Required work
From the listing that follows, output everything exactly except the pictures.

Source records
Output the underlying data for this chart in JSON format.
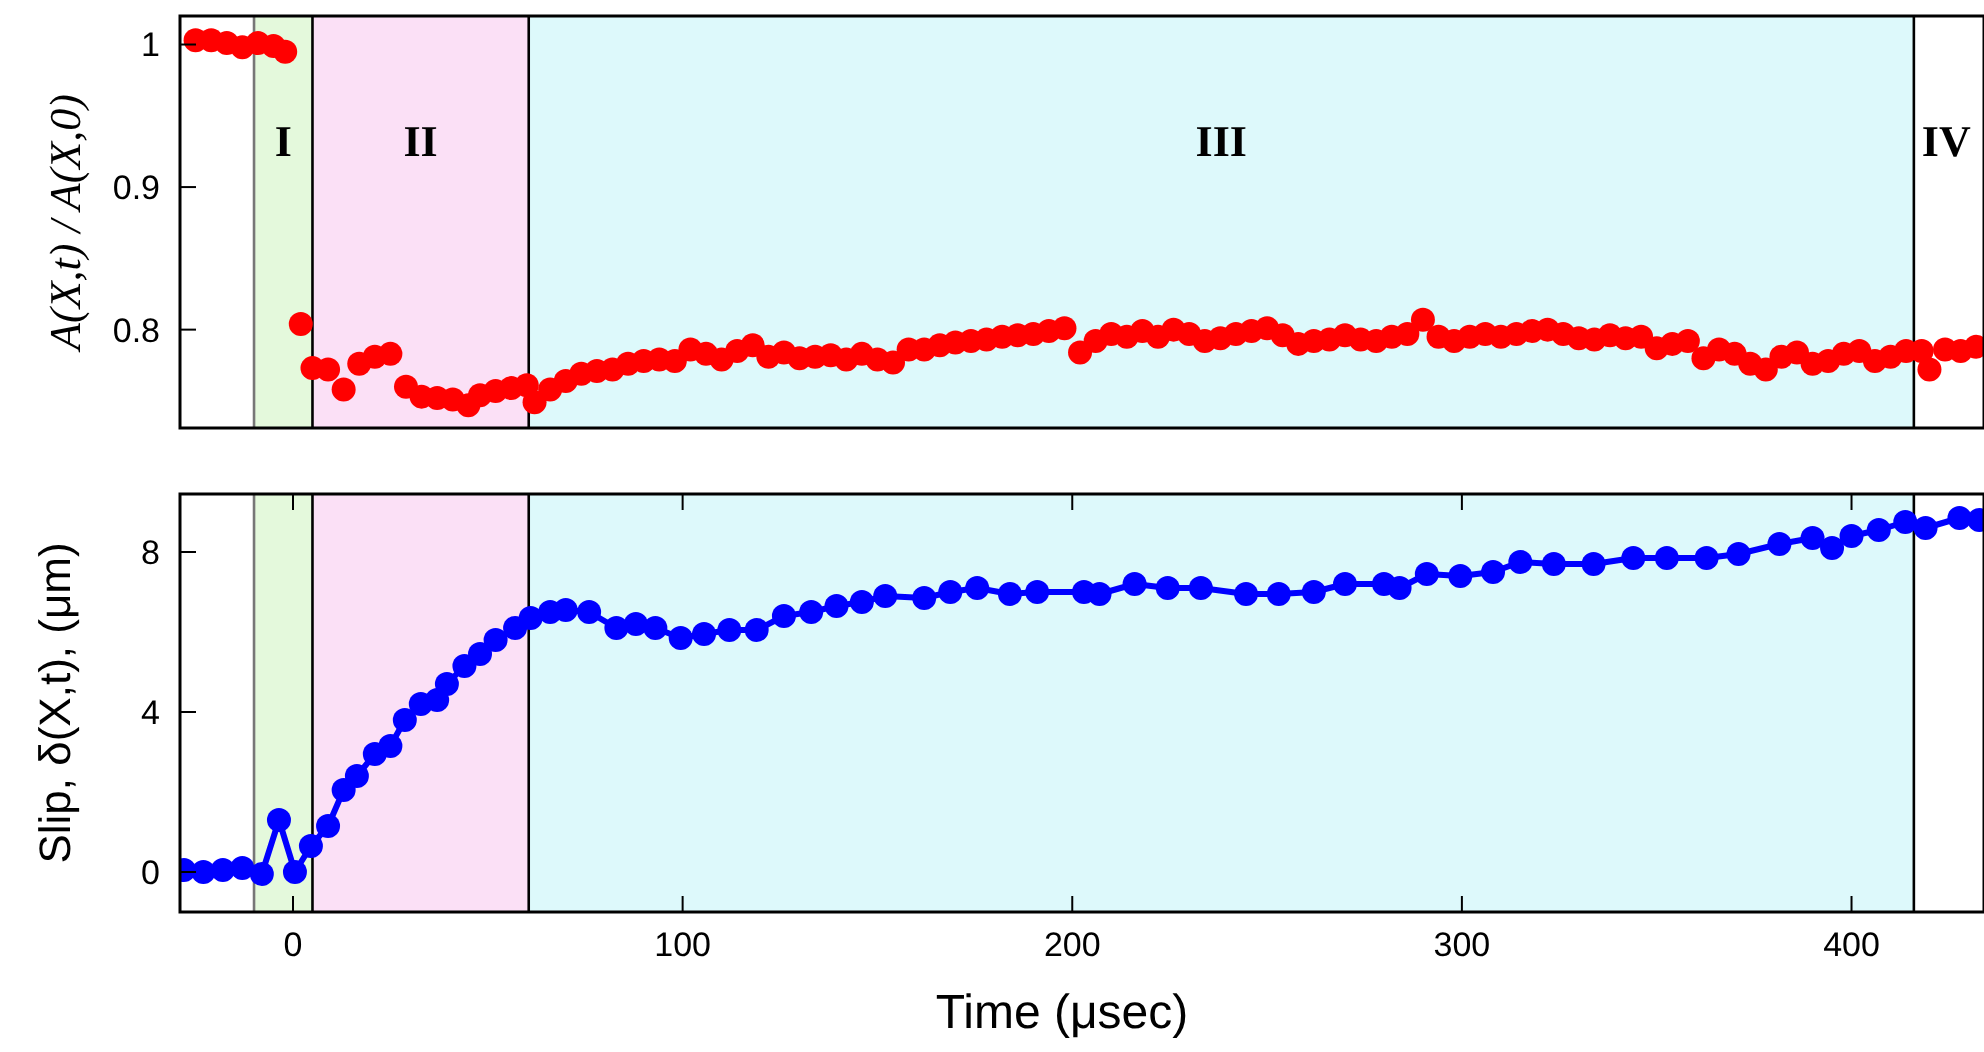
{
  "chart_data": [
    {
      "type": "scatter",
      "ylabel": "A(X,t) / A(X,0)",
      "xlim": [
        -29,
        434
      ],
      "ylim": [
        0.731,
        1.02
      ],
      "yticks": [
        0.8,
        0.9,
        {
          "value": 1,
          "label": "1"
        }
      ],
      "tick_labels": "y",
      "marker": "circle",
      "grid": false,
      "bands": [
        {
          "axis": "x",
          "from": -10,
          "to": 5,
          "label": "I",
          "color": "#e4f9dc"
        },
        {
          "axis": "x",
          "from": 5,
          "to": 60.5,
          "label": "II",
          "color": "#fbe0f6"
        },
        {
          "axis": "x",
          "from": 60.5,
          "to": 416,
          "label": "III",
          "color": "#ddf9fb"
        }
      ],
      "ref_lines": [
        {
          "axis": "x",
          "value": -10,
          "color": "#777777"
        },
        {
          "axis": "x",
          "value": 5,
          "color": "#000000"
        },
        {
          "axis": "x",
          "value": 60.5,
          "color": "#000000"
        },
        {
          "axis": "x",
          "value": 416,
          "label": "IV",
          "color": "#000000"
        }
      ],
      "series": [
        {
          "color": "#ff0000",
          "x": [
            -25,
            -21,
            -17,
            -13,
            -9,
            -5,
            -2,
            2,
            5,
            9,
            13,
            17,
            21,
            25,
            29,
            33,
            37,
            41,
            45,
            48,
            52,
            56,
            60,
            62,
            66,
            70,
            74,
            78,
            82,
            86,
            90,
            94,
            98,
            102,
            106,
            110,
            114,
            118,
            122,
            126,
            130,
            134,
            138,
            142,
            146,
            150,
            154,
            158,
            162,
            166,
            170,
            174,
            178,
            182,
            186,
            190,
            194,
            198,
            202,
            206,
            210,
            214,
            218,
            222,
            226,
            230,
            234,
            238,
            242,
            246,
            250,
            254,
            258,
            262,
            266,
            270,
            274,
            278,
            282,
            286,
            290,
            294,
            298,
            302,
            306,
            310,
            314,
            318,
            322,
            326,
            330,
            334,
            338,
            342,
            346,
            350,
            354,
            358,
            362,
            366,
            370,
            374,
            378,
            382,
            386,
            390,
            394,
            398,
            402,
            406,
            410,
            414,
            418,
            420,
            424,
            428,
            432
          ],
          "values": [
            1.003,
            1.003,
            1.001,
            0.998,
            1.001,
            0.999,
            0.995,
            0.804,
            0.773,
            0.772,
            0.758,
            0.776,
            0.781,
            0.783,
            0.76,
            0.753,
            0.752,
            0.751,
            0.747,
            0.754,
            0.757,
            0.759,
            0.761,
            0.749,
            0.758,
            0.764,
            0.769,
            0.771,
            0.772,
            0.776,
            0.778,
            0.779,
            0.778,
            0.786,
            0.783,
            0.779,
            0.785,
            0.789,
            0.781,
            0.784,
            0.78,
            0.781,
            0.782,
            0.779,
            0.783,
            0.779,
            0.777,
            0.786,
            0.786,
            0.789,
            0.791,
            0.792,
            0.793,
            0.795,
            0.796,
            0.797,
            0.799,
            0.801,
            0.784,
            0.792,
            0.797,
            0.795,
            0.799,
            0.795,
            0.8,
            0.797,
            0.792,
            0.794,
            0.797,
            0.799,
            0.801,
            0.796,
            0.79,
            0.792,
            0.793,
            0.796,
            0.793,
            0.792,
            0.795,
            0.797,
            0.807,
            0.795,
            0.792,
            0.795,
            0.797,
            0.795,
            0.797,
            0.799,
            0.8,
            0.797,
            0.794,
            0.793,
            0.796,
            0.794,
            0.795,
            0.787,
            0.79,
            0.792,
            0.78,
            0.786,
            0.783,
            0.776,
            0.772,
            0.781,
            0.784,
            0.776,
            0.778,
            0.783,
            0.785,
            0.778,
            0.781,
            0.785,
            0.785,
            0.772,
            0.786,
            0.785,
            0.788
          ]
        }
      ]
    },
    {
      "type": "line",
      "xlabel": "Time (μsec)",
      "ylabel": "Slip, δ(X,t), (μm)",
      "xlim": [
        -29,
        434
      ],
      "ylim": [
        -1,
        9.45
      ],
      "xticks": [
        0,
        100,
        200,
        300,
        400
      ],
      "yticks": [
        0,
        4,
        8
      ],
      "marker": "circle",
      "line_style": "solid",
      "grid": false,
      "bands": [
        {
          "axis": "x",
          "from": -10,
          "to": 5,
          "color": "#e4f9dc"
        },
        {
          "axis": "x",
          "from": 5,
          "to": 60.5,
          "color": "#fbe0f6"
        },
        {
          "axis": "x",
          "from": 60.5,
          "to": 416,
          "color": "#ddf9fb"
        }
      ],
      "ref_lines": [
        {
          "axis": "x",
          "value": -10,
          "color": "#777777"
        },
        {
          "axis": "x",
          "value": 5,
          "color": "#000000"
        },
        {
          "axis": "x",
          "value": 60.5,
          "color": "#000000"
        },
        {
          "axis": "x",
          "value": 416,
          "color": "#000000"
        }
      ],
      "series": [
        {
          "color": "#0000ff",
          "x": [
            -28,
            -23,
            -18,
            -13,
            -8,
            -3.6,
            0.5,
            4.6,
            9,
            13,
            16.4,
            21,
            25,
            28.7,
            32.8,
            37,
            39.5,
            44,
            48,
            52,
            57,
            61,
            66,
            70,
            76,
            83,
            88,
            93,
            99.5,
            105.5,
            112,
            119,
            126,
            133,
            139.5,
            146,
            152,
            162,
            168.7,
            175.6,
            184,
            191,
            203,
            207,
            216,
            224.5,
            233,
            244.6,
            253,
            262,
            270,
            280,
            284,
            291,
            299.6,
            308,
            315,
            323.6,
            333.8,
            344,
            352.6,
            362.8,
            371,
            381.5,
            390,
            395,
            400,
            407,
            413.8,
            419,
            427.7,
            432.8
          ],
          "values": [
            0.05,
            0,
            0.05,
            0.1,
            -0.05,
            1.3,
            0,
            0.65,
            1.15,
            2.05,
            2.4,
            2.95,
            3.15,
            3.8,
            4.2,
            4.3,
            4.7,
            5.15,
            5.45,
            5.8,
            6.1,
            6.35,
            6.5,
            6.55,
            6.5,
            6.1,
            6.2,
            6.1,
            5.85,
            5.95,
            6.05,
            6.05,
            6.4,
            6.5,
            6.65,
            6.75,
            6.9,
            6.85,
            7,
            7.1,
            6.95,
            7,
            7,
            6.95,
            7.2,
            7.1,
            7.1,
            6.95,
            6.95,
            7,
            7.2,
            7.2,
            7.1,
            7.45,
            7.4,
            7.5,
            7.75,
            7.7,
            7.7,
            7.85,
            7.85,
            7.85,
            7.95,
            8.2,
            8.35,
            8.1,
            8.4,
            8.55,
            8.75,
            8.6,
            8.85,
            8.8
          ]
        }
      ]
    }
  ]
}
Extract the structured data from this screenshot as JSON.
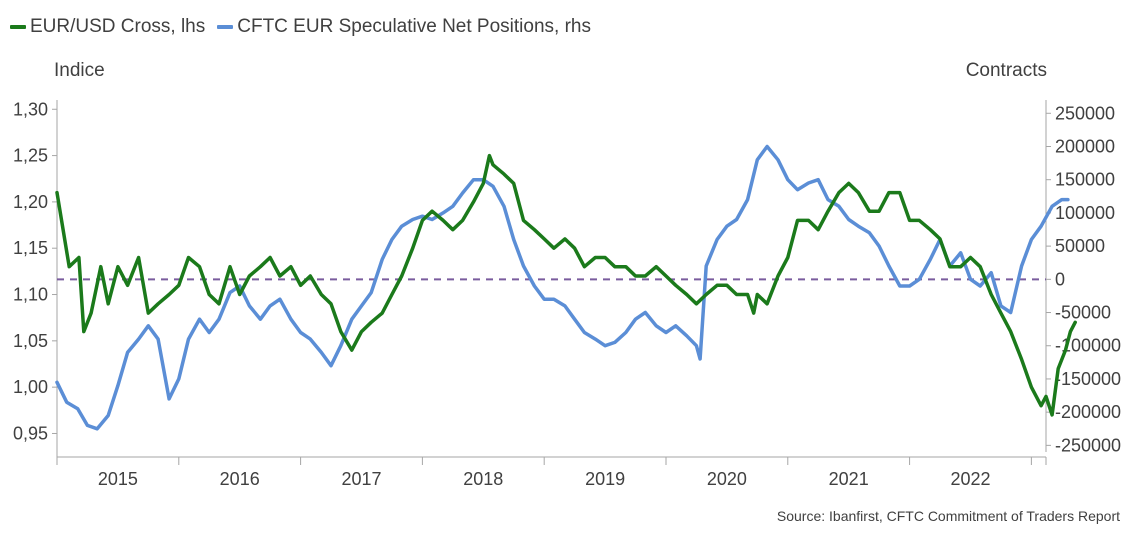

Solved problem
Output the underlying data for this chart in JSON format.
{
  "chart_data": [
    {
      "type": "scatter",
      "ylabel": "A(X,t) / A(X,0)",
      "xlim": [
        -29,
        434
      ],
      "ylim": [
        0.731,
        1.02
      ],
      "yticks": [
        0.8,
        0.9,
        {
          "value": 1,
          "label": "1"
        }
      ],
      "tick_labels": "y",
      "marker": "circle",
      "grid": false,
      "bands": [
        {
          "axis": "x",
          "from": -10,
          "to": 5,
          "label": "I",
          "color": "#e4f9dc"
        },
        {
          "axis": "x",
          "from": 5,
          "to": 60.5,
          "label": "II",
          "color": "#fbe0f6"
        },
        {
          "axis": "x",
          "from": 60.5,
          "to": 416,
          "label": "III",
          "color": "#ddf9fb"
        }
      ],
      "ref_lines": [
        {
          "axis": "x",
          "value": -10,
          "color": "#777777"
        },
        {
          "axis": "x",
          "value": 5,
          "color": "#000000"
        },
        {
          "axis": "x",
          "value": 60.5,
          "color": "#000000"
        },
        {
          "axis": "x",
          "value": 416,
          "label": "IV",
          "color": "#000000"
        }
      ],
      "series": [
        {
          "color": "#ff0000",
          "x": [
            -25,
            -21,
            -17,
            -13,
            -9,
            -5,
            -2,
            2,
            5,
            9,
            13,
            17,
            21,
            25,
            29,
            33,
            37,
            41,
            45,
            48,
            52,
            56,
            60,
            62,
            66,
            70,
            74,
            78,
            82,
            86,
            90,
            94,
            98,
            102,
            106,
            110,
            114,
            118,
            122,
            126,
            130,
            134,
            138,
            142,
            146,
            150,
            154,
            158,
            162,
            166,
            170,
            174,
            178,
            182,
            186,
            190,
            194,
            198,
            202,
            206,
            210,
            214,
            218,
            222,
            226,
            230,
            234,
            238,
            242,
            246,
            250,
            254,
            258,
            262,
            266,
            270,
            274,
            278,
            282,
            286,
            290,
            294,
            298,
            302,
            306,
            310,
            314,
            318,
            322,
            326,
            330,
            334,
            338,
            342,
            346,
            350,
            354,
            358,
            362,
            366,
            370,
            374,
            378,
            382,
            386,
            390,
            394,
            398,
            402,
            406,
            410,
            414,
            418,
            420,
            424,
            428,
            432
          ],
          "values": [
            1.003,
            1.003,
            1.001,
            0.998,
            1.001,
            0.999,
            0.995,
            0.804,
            0.773,
            0.772,
            0.758,
            0.776,
            0.781,
            0.783,
            0.76,
            0.753,
            0.752,
            0.751,
            0.747,
            0.754,
            0.757,
            0.759,
            0.761,
            0.749,
            0.758,
            0.764,
            0.769,
            0.771,
            0.772,
            0.776,
            0.778,
            0.779,
            0.778,
            0.786,
            0.783,
            0.779,
            0.785,
            0.789,
            0.781,
            0.784,
            0.78,
            0.781,
            0.782,
            0.779,
            0.783,
            0.779,
            0.777,
            0.786,
            0.786,
            0.789,
            0.791,
            0.792,
            0.793,
            0.795,
            0.796,
            0.797,
            0.799,
            0.801,
            0.784,
            0.792,
            0.797,
            0.795,
            0.799,
            0.795,
            0.8,
            0.797,
            0.792,
            0.794,
            0.797,
            0.799,
            0.801,
            0.796,
            0.79,
            0.792,
            0.793,
            0.796,
            0.793,
            0.792,
            0.795,
            0.797,
            0.807,
            0.795,
            0.792,
            0.795,
            0.797,
            0.795,
            0.797,
            0.799,
            0.8,
            0.797,
            0.794,
            0.793,
            0.796,
            0.794,
            0.795,
            0.787,
            0.79,
            0.792,
            0.78,
            0.786,
            0.783,
            0.776,
            0.772,
            0.781,
            0.784,
            0.776,
            0.778,
            0.783,
            0.785,
            0.778,
            0.781,
            0.785,
            0.785,
            0.772,
            0.786,
            0.785,
            0.788
          ]
        }
      ]
    },
    {
      "type": "line",
      "xlabel": "Time (μsec)",
      "ylabel": "Slip, δ(X,t), (μm)",
      "xlim": [
        -29,
        434
      ],
      "ylim": [
        -1,
        9.45
      ],
      "xticks": [
        0,
        100,
        200,
        300,
        400
      ],
      "yticks": [
        0,
        4,
        8
      ],
      "marker": "circle",
      "line_style": "solid",
      "grid": false,
      "bands": [
        {
          "axis": "x",
          "from": -10,
          "to": 5,
          "color": "#e4f9dc"
        },
        {
          "axis": "x",
          "from": 5,
          "to": 60.5,
          "color": "#fbe0f6"
        },
        {
          "axis": "x",
          "from": 60.5,
          "to": 416,
          "color": "#ddf9fb"
        }
      ],
      "ref_lines": [
        {
          "axis": "x",
          "value": -10,
          "color": "#777777"
        },
        {
          "axis": "x",
          "value": 5,
          "color": "#000000"
        },
        {
          "axis": "x",
          "value": 60.5,
          "color": "#000000"
        },
        {
          "axis": "x",
          "value": 416,
          "color": "#000000"
        }
      ],
      "series": [
        {
          "color": "#0000ff",
          "x": [
            -28,
            -23,
            -18,
            -13,
            -8,
            -3.6,
            0.5,
            4.6,
            9,
            13,
            16.4,
            21,
            25,
            28.7,
            32.8,
            37,
            39.5,
            44,
            48,
            52,
            57,
            61,
            66,
            70,
            76,
            83,
            88,
            93,
            99.5,
            105.5,
            112,
            119,
            126,
            133,
            139.5,
            146,
            152,
            162,
            168.7,
            175.6,
            184,
            191,
            203,
            207,
            216,
            224.5,
            233,
            244.6,
            253,
            262,
            270,
            280,
            284,
            291,
            299.6,
            308,
            315,
            323.6,
            333.8,
            344,
            352.6,
            362.8,
            371,
            381.5,
            390,
            395,
            400,
            407,
            413.8,
            419,
            427.7,
            432.8
          ],
          "values": [
            0.05,
            0,
            0.05,
            0.1,
            -0.05,
            1.3,
            0,
            0.65,
            1.15,
            2.05,
            2.4,
            2.95,
            3.15,
            3.8,
            4.2,
            4.3,
            4.7,
            5.15,
            5.45,
            5.8,
            6.1,
            6.35,
            6.5,
            6.55,
            6.5,
            6.1,
            6.2,
            6.1,
            5.85,
            5.95,
            6.05,
            6.05,
            6.4,
            6.5,
            6.65,
            6.75,
            6.9,
            6.85,
            7,
            7.1,
            6.95,
            7,
            7,
            6.95,
            7.2,
            7.1,
            7.1,
            6.95,
            6.95,
            7,
            7.2,
            7.2,
            7.1,
            7.45,
            7.4,
            7.5,
            7.75,
            7.7,
            7.7,
            7.85,
            7.85,
            7.85,
            7.95,
            8.2,
            8.35,
            8.1,
            8.4,
            8.55,
            8.75,
            8.6,
            8.85,
            8.8
          ]
        }
      ]
    }
  ]
}
Extract the structured data from this screenshot as JSON.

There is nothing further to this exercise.